▶ Exercise prompt
Once the pictures are set aside, copy the records below exactly as they stand.

▶ Provided data
****
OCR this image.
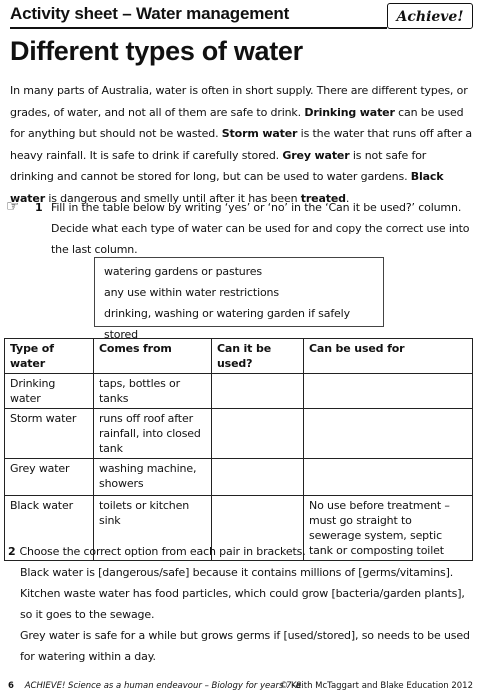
Activity sheet – Water management	Achieve!
Different types of water
In many parts of Australia, water is often in short supply. There are different types, or grades, of water, and not all of them are safe to drink. Drinking water can be used for anything but should not be wasted. Storm water is the water that runs off after a heavy rainfall. It is safe to drink if carefully stored. Grey water is not safe for drinking and cannot be stored for long, but can be used to water gardens. Black water is dangerous and smelly until after it has been treated.
☞ 1 Fill in the table below by writing ‘yes’ or ‘no’ in the ‘Can it be used?’ column. Decide what each type of water can be used for and copy the correct use into the last column.
watering gardens or pastures
any use within water restrictions
drinking, washing or watering garden if safely stored
Type of water	Comes from	Can it be used?	Can be used for
Drinking water	taps, bottles or tanks		
Storm water	runs off roof after rainfall, into closed tank		
Grey water	washing machine, showers		
Black water	toilets or kitchen sink		No use before treatment – must go straight to sewerage system, septic tank or composting toilet
2 Choose the correct option from each pair in brackets.
Black water is [dangerous/safe] because it contains millions of [germs/vitamins].
Kitchen waste water has food particles, which could grow [bacteria/garden plants], so it goes to the sewage.
Grey water is safe for a while but grows germs if [used/stored], so needs to be used for watering within a day.
6 ACHIEVE! Science as a human endeavour – Biology for years 7–8
© Keith McTaggart and Blake Education 2012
****
▶ Written solution
OCR this image.
Activity sheet – Water management	Achieve!
Different types of water
In many parts of Australia, water is often in short supply. There are different types, or grades, of water, and not all of them are safe to drink. Drinking water can be used for anything but should not be wasted. Storm water is the water that runs off after a heavy rainfall. It is safe to drink if carefully stored. Grey water is not safe for drinking and cannot be stored for long, but can be used to water gardens. Black water is dangerous and smelly until after it has been treated.
☞ 1 Fill in the table below by writing ‘yes’ or ‘no’ in the ‘Can it be used?’ column. Decide what each type of water can be used for and copy the correct use into the last column.
watering gardens or pastures
any use within water restrictions
drinking, washing or watering garden if safely stored
Type of water	Comes from	Can it be used?	Can be used for
Drinking water	taps, bottles or tanks		
Storm water	runs off roof after rainfall, into closed tank		
Grey water	washing machine, showers		
Black water	toilets or kitchen sink		No use before treatment – must go straight to sewerage system, septic tank or composting toilet
2 Choose the correct option from each pair in brackets.
Black water is [dangerous/safe] because it contains millions of [germs/vitamins].
Kitchen waste water has food particles, which could grow [bacteria/garden plants], so it goes to the sewage.
Grey water is safe for a while but grows germs if [used/stored], so needs to be used for watering within a day.
6 ACHIEVE! Science as a human endeavour – Biology for years 7–8
© Keith McTaggart and Blake Education 2012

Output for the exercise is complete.